» WHAT YOU NEED TO DO:
1. From the garden drainage text, copy the passage that begins at the words "There’s only one" and stops after the words "it all out.".
2. According to the garden drainage text, what are two of the most common reasons for soggy ground?

» TEXT PROVIDED:

Drainage is absolutely key for plant health. Our crops must have oxygenated soil to be at peak performance. Water displaces air, you see, so if your soil is soggy, it is also airless. Soil biology thumbs it’s nose at conditions such as these, and herein lies the deep reason for the drainage – without soil life, there cannot be above ground abundance.
There are, of course, degrees of wetness. From vegie patches that are underwater for long periods – a loud cry for drainage to be resolved, to soil that’s simply a heavy clay – awaiting transformation to a delicious vegie-growing loam.
Start by doing this simple drainage test. Ideally when soils are at their wettest. In this way you’ll understand your worst case scenario and can then shape your land to cope with it.
The great news is that most solutions are simple, but lets first, gather the info we need to do a bang up job of it.
Where is the excess water coming from?
The pertinent question here is – where is the water coming from?
There’s only one way to get to the root cause, and that’s to go out into the rain and track your water flow back to its source, or atleast where it enters your property. Perhaps it rushes in off the road, or you have a high water table or its a simple case of organising the downpipes or fixing gutters. Whatever the case, step one is to figure it all out.
Take your time here. Embrace the wet weather – it’ll teach you all you need to know. Talk to neighbours – local knowledge is gold! Look up council websites to better understand local waterways and tables.
Bear in mind that water flows from high point to low. Straight lines and impermeable hard surfaces like roads, concrete pads and driveways give it momentum. And herein lies the reason behind all our watery problems – this fast flowing water has no time to soak into the soil.
Tanks, Gutters + Overflows
Two of the most common reasons for soggy ground, is broken guttering and overflow from downpipes or water tanks. What an epic difference to your state of your soil when the water no longer pounds on the ground.

(Structured page-parsing data)
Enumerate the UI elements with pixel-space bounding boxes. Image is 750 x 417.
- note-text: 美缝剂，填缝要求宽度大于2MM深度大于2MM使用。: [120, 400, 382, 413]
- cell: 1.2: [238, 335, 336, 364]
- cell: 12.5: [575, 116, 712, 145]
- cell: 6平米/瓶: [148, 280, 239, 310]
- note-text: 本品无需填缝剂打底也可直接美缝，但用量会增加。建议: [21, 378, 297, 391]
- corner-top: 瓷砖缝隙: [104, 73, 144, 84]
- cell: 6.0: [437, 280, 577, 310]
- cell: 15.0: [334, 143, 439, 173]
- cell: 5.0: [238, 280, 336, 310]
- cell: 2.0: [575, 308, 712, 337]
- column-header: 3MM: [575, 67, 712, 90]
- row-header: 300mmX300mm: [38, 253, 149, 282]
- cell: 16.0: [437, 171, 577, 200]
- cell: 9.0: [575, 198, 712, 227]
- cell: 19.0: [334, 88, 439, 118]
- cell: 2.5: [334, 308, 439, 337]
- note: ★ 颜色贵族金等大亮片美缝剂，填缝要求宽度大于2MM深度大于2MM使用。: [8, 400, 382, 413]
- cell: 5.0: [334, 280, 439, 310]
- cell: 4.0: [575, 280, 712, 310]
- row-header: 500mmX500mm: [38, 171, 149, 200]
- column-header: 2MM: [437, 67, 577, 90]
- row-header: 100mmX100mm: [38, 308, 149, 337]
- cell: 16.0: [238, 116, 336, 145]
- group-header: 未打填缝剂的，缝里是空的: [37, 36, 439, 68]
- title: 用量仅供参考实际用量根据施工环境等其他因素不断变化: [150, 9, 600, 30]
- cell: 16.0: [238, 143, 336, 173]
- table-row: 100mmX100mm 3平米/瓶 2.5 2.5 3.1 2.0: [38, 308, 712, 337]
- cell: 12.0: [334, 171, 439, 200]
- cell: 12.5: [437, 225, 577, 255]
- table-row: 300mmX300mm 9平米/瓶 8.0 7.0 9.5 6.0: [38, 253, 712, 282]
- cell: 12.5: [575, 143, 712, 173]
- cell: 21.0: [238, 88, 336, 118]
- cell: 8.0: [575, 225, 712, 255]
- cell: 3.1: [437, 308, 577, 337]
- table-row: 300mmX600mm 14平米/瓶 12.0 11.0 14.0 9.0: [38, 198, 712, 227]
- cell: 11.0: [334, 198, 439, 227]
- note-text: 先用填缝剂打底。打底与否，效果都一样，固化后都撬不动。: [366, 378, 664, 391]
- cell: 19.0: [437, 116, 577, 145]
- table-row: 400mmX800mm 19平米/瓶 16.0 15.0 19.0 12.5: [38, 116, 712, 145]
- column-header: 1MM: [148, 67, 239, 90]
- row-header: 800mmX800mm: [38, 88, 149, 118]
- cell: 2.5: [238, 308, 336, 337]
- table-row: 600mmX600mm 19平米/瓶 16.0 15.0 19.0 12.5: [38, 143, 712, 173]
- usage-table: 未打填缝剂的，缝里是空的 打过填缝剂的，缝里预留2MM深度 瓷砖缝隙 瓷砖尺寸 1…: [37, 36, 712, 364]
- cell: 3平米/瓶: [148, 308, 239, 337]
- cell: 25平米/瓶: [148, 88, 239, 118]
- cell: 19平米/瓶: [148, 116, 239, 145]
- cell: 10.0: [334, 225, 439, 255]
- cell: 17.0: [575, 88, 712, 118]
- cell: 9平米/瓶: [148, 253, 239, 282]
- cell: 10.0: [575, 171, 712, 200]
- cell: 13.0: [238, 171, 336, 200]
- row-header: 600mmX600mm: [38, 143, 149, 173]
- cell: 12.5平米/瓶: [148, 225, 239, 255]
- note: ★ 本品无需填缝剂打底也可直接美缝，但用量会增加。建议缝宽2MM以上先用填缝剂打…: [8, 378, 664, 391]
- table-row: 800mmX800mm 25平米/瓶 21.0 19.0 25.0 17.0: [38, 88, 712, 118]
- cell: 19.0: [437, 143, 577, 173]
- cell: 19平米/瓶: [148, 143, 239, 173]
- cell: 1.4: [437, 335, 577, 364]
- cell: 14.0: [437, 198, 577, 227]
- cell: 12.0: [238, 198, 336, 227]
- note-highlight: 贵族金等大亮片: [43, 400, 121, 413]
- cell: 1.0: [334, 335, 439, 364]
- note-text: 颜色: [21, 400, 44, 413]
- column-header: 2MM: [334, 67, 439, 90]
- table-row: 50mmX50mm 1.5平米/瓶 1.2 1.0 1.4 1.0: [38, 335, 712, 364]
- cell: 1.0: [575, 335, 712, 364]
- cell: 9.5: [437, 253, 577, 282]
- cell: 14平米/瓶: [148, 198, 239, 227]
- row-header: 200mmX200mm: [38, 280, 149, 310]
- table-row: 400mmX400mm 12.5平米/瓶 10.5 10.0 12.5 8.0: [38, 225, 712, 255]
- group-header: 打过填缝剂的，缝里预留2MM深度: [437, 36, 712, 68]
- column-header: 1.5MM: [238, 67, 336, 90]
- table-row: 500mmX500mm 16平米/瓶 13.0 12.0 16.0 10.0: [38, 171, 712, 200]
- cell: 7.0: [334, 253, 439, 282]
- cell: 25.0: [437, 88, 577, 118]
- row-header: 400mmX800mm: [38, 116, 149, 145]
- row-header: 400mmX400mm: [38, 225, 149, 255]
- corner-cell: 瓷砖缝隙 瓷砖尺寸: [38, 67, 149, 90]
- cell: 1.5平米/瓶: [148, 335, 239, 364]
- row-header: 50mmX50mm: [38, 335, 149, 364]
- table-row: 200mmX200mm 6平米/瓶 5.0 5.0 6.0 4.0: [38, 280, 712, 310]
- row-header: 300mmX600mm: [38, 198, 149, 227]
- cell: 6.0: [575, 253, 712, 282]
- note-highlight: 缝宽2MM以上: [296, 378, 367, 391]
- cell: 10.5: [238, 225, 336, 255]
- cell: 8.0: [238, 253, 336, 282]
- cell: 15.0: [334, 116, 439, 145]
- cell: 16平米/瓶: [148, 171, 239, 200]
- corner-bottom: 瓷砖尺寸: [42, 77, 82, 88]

» SOLUTION SET:
1.
There’s only one way to get to the root cause, and that’s to go out into the rain and track your water flow back to its source, or atleast where it enters your property. Perhaps it rushes in off the road, or you have a high water table or its a simple case of organising the downpipes or fixing gutters. Whatever the case, step one is to figure it all out.

2. Broken guttering and overflow from downpipes or water tanks.